TO BE DONE:
Reproduce the passage below on carrying application layer information in a TCP header, word for word and in full.

SOURCE TEXT:
• • •

The disclosure provides a core network entity device receiving information related to a network slice-based application in a communication system supporting an operation of the application, comprising a transceiver receiving a TCP PDU through a transport layer from an external device and a controller parsing a TCP header in the TCP PDU to obtain application layer information related to the application from the TCP header and controlling the transceiver to transmit control information related to the application to the external device based on the application layer information, wherein the application layer information includes an ADU identifier corresponding to the application and a required latency time corresponding to the application.

The disclosure provides a device transmitting information related to a network slice-based application in a communication system supporting an operation of the application, comprising a controller generating a TCP PDU by including application layer information related to the application in a TCP header; and a transceiver transmitting the generated TCP PDU to a core network entity through a transport layer and receiving control information related to the application from the core network entity, wherein the application layer information includes an ADU identifier corresponding to the application and a required latency time corresponding to the application.

Advantageous Effects

The disclosure provides a structure and formula for a cellular wireless communication system to guarantee application performance.

• • •

PROVIDED RECORDS:
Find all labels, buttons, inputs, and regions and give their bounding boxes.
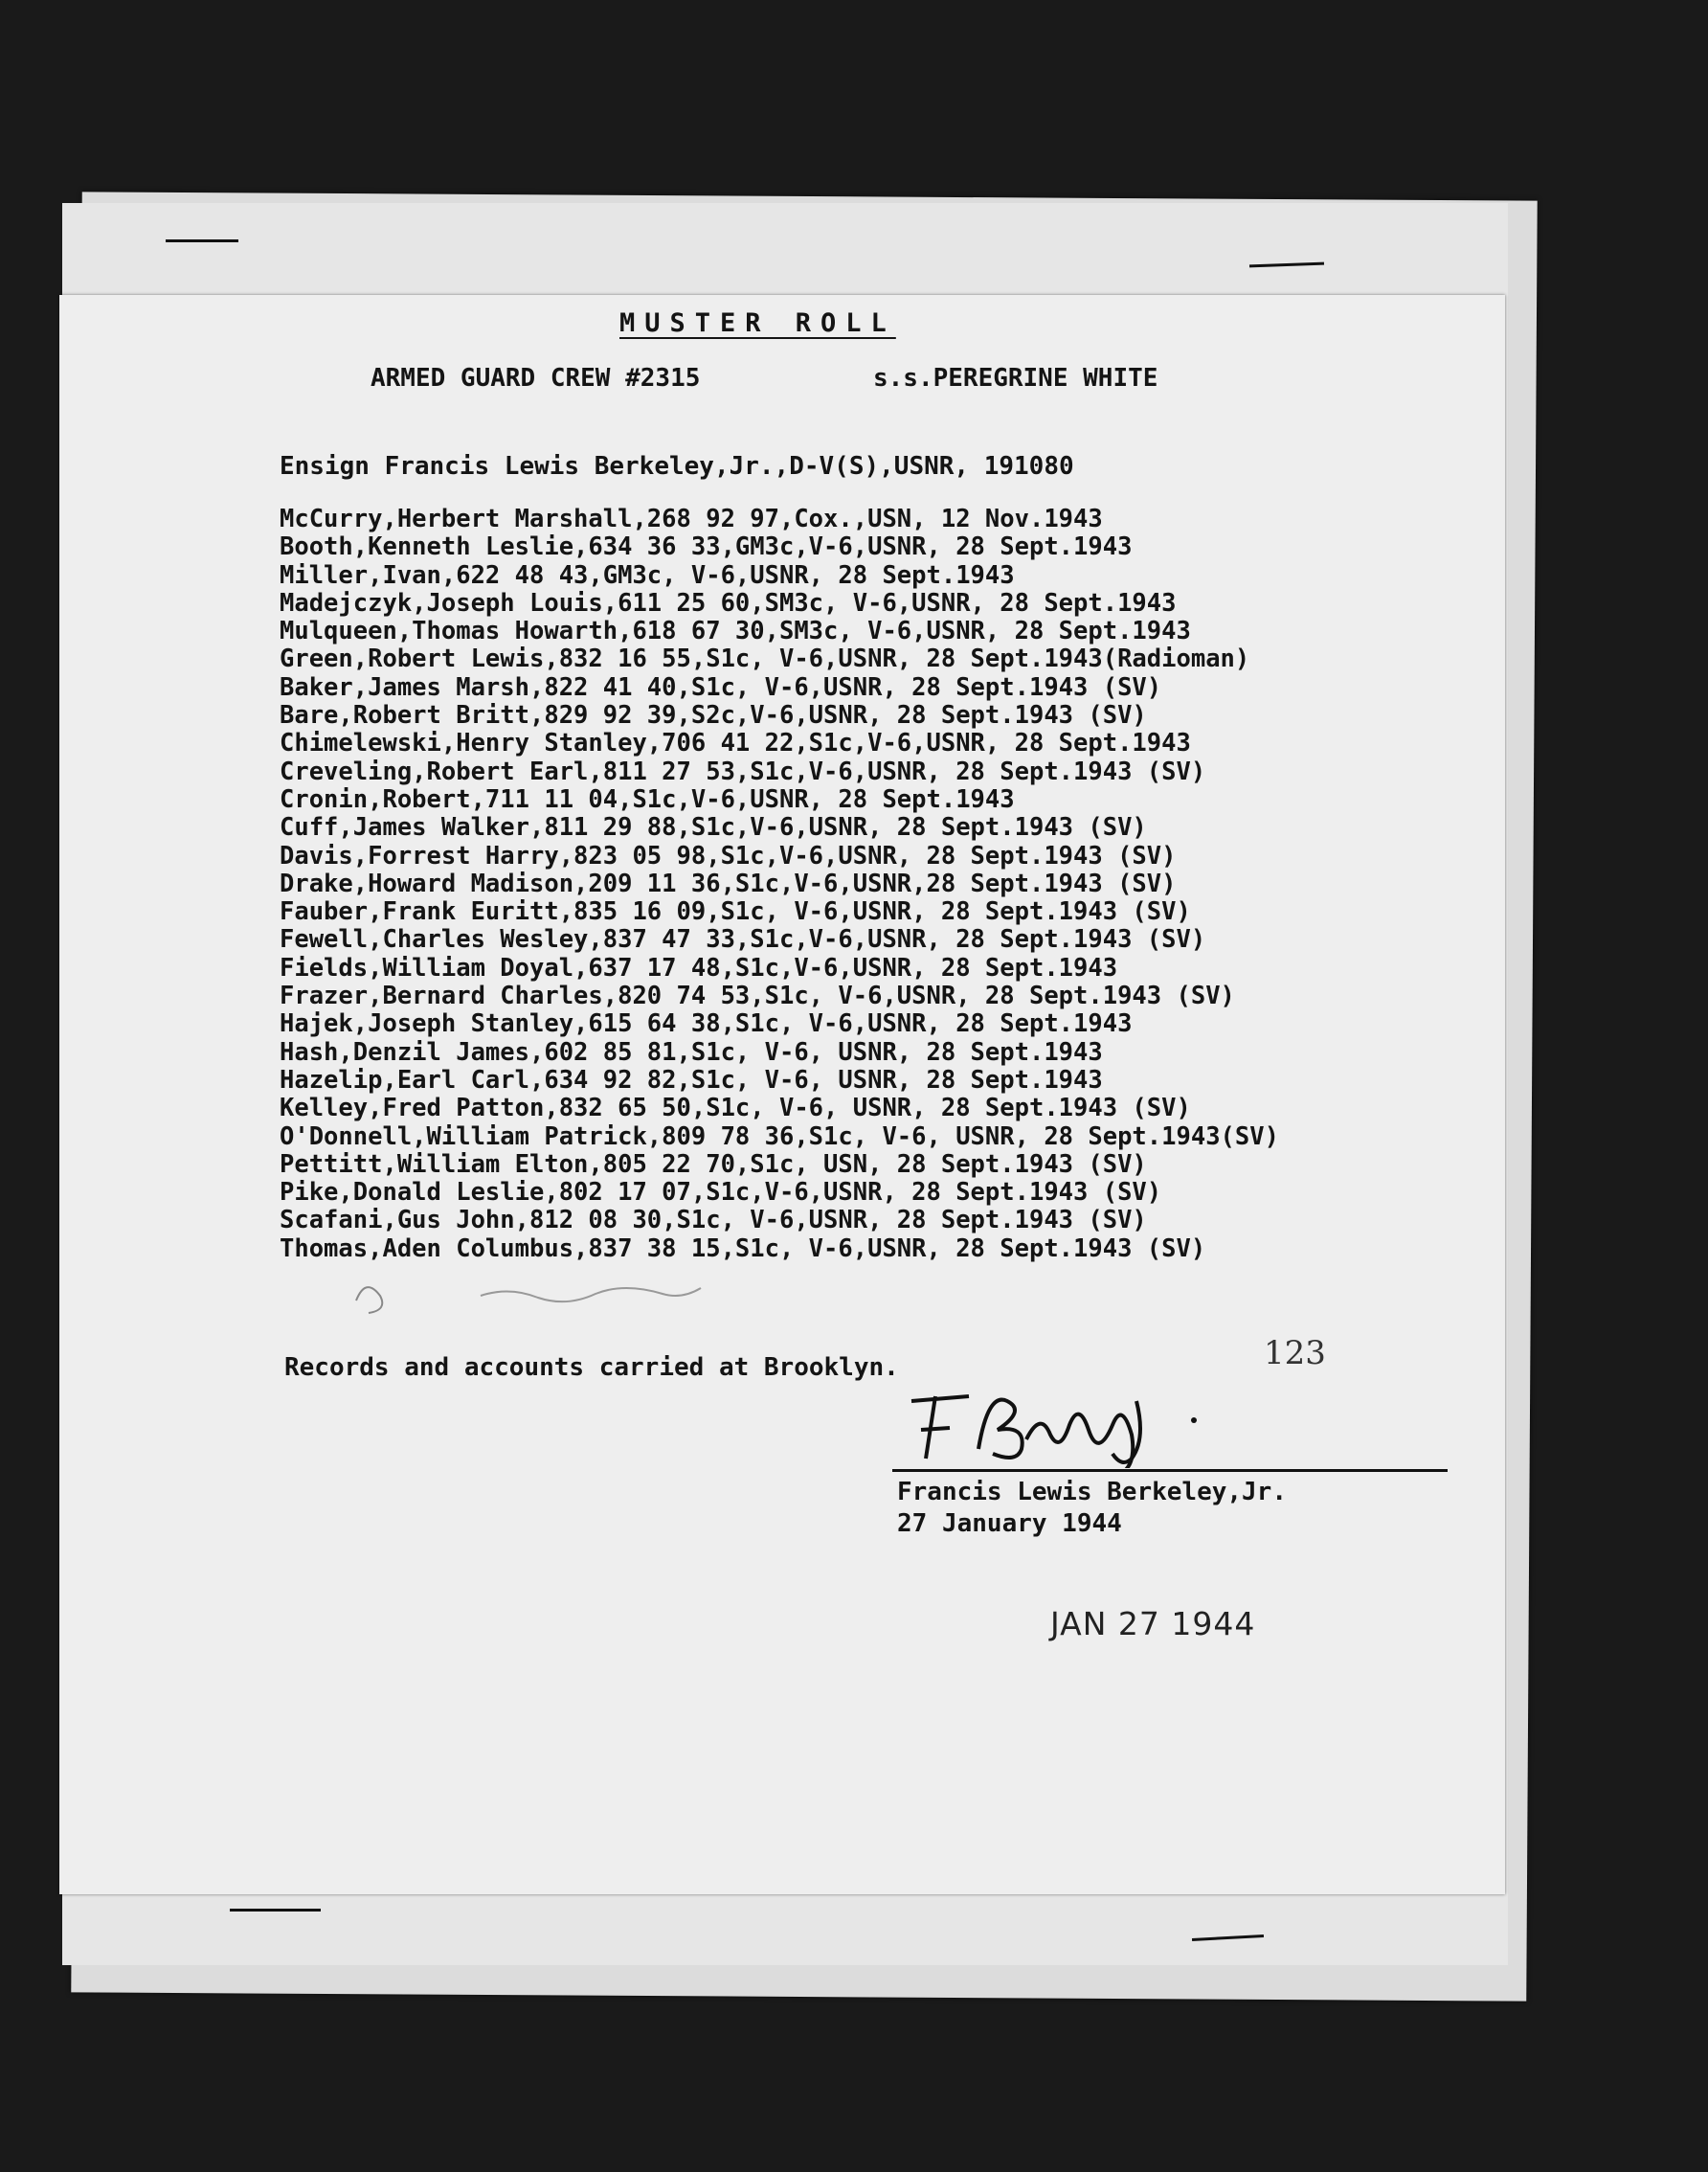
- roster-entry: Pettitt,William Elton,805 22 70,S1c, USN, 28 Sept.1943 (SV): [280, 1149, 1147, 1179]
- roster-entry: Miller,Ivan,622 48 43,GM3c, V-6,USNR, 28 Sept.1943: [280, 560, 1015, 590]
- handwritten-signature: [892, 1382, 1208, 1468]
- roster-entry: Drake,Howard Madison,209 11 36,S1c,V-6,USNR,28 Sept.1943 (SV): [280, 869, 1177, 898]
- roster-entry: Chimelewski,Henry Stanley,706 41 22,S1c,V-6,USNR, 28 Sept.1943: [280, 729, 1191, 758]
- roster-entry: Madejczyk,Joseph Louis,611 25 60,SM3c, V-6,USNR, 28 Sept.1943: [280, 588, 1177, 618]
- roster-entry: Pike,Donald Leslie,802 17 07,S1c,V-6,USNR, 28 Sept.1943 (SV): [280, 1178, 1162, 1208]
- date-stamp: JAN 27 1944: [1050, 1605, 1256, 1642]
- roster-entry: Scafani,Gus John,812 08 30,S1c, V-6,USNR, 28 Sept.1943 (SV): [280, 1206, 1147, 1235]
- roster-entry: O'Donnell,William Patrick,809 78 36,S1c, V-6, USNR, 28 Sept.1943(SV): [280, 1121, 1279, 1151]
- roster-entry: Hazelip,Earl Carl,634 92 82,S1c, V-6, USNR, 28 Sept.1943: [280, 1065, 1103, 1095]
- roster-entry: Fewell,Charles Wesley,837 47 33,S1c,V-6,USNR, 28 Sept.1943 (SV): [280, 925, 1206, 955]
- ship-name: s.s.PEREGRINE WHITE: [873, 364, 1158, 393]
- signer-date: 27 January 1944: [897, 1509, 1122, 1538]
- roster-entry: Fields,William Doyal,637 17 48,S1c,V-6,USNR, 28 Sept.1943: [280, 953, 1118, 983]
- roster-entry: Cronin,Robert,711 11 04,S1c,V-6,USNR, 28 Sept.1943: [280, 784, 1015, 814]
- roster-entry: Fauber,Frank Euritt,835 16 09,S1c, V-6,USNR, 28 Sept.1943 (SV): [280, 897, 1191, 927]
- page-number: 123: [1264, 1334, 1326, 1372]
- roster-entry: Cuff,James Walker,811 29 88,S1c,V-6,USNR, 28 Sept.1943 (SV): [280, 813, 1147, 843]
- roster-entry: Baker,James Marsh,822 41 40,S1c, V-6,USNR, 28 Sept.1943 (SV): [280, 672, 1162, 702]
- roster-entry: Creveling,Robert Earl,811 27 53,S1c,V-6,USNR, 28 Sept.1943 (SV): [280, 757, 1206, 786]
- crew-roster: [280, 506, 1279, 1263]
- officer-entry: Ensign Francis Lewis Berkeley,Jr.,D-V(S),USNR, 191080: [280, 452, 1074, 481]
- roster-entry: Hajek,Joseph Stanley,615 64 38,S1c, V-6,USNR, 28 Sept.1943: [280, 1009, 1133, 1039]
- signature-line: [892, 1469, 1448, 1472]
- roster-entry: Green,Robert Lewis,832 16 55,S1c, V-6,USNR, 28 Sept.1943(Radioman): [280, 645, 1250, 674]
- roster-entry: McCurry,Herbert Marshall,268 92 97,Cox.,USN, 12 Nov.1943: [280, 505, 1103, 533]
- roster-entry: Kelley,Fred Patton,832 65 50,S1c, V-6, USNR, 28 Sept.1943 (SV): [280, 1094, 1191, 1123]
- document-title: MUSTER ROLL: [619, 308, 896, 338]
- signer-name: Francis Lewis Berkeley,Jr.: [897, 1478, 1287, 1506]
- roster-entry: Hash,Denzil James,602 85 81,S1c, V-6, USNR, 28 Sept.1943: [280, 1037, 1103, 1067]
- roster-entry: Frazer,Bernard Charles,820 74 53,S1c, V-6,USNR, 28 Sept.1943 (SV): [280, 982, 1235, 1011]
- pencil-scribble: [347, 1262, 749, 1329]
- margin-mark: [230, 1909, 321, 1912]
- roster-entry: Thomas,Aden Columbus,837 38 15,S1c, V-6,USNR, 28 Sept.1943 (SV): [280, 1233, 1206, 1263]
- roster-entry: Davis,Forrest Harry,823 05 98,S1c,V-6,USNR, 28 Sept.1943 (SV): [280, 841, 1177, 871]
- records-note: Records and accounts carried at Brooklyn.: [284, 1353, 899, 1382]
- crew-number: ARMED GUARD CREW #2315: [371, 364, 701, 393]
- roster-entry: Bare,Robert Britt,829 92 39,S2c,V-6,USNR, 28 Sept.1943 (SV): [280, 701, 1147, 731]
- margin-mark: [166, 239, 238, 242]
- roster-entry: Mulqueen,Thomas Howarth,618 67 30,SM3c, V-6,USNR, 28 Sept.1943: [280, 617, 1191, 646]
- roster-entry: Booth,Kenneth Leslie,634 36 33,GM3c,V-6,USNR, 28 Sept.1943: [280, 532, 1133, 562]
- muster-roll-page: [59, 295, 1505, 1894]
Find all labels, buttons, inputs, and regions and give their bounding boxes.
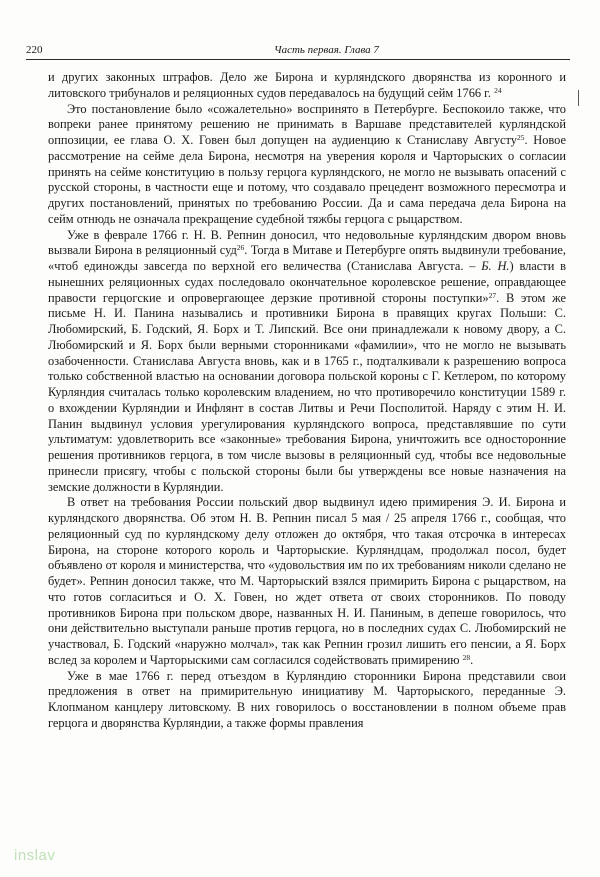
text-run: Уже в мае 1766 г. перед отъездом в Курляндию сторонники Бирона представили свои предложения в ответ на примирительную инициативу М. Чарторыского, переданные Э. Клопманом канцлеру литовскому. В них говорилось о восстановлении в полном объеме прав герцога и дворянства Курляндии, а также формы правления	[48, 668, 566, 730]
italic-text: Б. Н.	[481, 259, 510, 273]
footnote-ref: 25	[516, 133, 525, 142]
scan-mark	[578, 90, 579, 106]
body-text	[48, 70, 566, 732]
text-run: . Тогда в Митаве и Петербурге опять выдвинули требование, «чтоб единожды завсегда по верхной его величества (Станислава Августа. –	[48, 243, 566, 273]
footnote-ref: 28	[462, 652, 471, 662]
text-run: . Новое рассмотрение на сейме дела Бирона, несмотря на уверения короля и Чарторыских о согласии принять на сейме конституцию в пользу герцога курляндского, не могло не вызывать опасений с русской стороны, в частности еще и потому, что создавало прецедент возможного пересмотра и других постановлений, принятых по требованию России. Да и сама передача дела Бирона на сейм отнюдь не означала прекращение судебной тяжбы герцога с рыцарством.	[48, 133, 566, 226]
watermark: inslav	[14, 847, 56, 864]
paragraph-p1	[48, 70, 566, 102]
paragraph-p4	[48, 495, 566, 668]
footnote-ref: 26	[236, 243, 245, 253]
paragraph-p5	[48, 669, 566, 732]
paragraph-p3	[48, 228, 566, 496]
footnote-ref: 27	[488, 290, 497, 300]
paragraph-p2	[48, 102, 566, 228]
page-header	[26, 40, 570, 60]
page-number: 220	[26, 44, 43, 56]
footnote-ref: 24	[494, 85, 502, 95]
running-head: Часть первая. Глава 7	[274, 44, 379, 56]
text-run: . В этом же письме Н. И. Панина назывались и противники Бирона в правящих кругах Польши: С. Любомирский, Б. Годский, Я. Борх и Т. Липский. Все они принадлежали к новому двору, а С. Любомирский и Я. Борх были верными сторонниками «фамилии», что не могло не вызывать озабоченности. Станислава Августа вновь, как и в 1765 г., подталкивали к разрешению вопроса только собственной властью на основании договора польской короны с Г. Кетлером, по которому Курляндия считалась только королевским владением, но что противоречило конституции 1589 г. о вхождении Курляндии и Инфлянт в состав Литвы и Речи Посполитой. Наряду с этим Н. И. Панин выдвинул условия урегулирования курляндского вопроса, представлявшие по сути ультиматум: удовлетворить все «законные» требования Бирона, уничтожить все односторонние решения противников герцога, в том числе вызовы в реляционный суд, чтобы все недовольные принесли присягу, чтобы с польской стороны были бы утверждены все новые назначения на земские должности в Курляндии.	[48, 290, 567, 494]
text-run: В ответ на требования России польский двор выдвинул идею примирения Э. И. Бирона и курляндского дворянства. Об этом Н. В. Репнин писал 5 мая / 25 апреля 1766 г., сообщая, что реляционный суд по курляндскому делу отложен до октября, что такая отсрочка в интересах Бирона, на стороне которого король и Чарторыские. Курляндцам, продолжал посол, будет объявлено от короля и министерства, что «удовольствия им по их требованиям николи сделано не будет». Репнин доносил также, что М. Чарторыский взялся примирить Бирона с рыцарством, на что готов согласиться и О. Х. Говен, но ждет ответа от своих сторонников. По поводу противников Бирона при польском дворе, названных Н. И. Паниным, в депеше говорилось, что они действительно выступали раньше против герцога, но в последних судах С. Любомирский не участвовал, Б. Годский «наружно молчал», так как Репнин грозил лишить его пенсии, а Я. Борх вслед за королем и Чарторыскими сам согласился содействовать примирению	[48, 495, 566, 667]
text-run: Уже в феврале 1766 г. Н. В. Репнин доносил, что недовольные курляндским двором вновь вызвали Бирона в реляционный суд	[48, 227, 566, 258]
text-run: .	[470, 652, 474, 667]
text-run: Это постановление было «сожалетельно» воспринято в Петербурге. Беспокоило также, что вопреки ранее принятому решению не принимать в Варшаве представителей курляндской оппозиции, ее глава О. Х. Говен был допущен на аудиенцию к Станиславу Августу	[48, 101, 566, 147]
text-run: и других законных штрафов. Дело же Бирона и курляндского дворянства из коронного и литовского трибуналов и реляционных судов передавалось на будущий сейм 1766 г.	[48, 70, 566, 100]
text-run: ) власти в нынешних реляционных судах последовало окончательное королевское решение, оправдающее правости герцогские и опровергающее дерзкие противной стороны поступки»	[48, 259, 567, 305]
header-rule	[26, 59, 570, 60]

• • •

OUTPUT OF THE TASK:
The disclosure provides a core network entity device receiving information related to a network slice-based application in a communication system supporting an operation of the application, comprising a transceiver receiving a TCP PDU through a transport layer from an external device and a controller parsing a TCP header in the TCP PDU to obtain application layer information related to the application from the TCP header and controlling the transceiver to transmit control information related to the application to the external device based on the application layer information, wherein the application layer information includes an ADU identifier corresponding to the application and a required latency time corresponding to the application.

The disclosure provides a device transmitting information related to a network slice-based application in a communication system supporting an operation of the application, comprising a controller generating a TCP PDU by including application layer information related to the application in a TCP header; and a transceiver transmitting the generated TCP PDU to a core network entity through a transport layer and receiving control information related to the application from the core network entity, wherein the application layer information includes an ADU identifier corresponding to the application and a required latency time corresponding to the application.

Advantageous Effects

The disclosure provides a structure and formula for a cellular wireless communication system to guarantee application performance.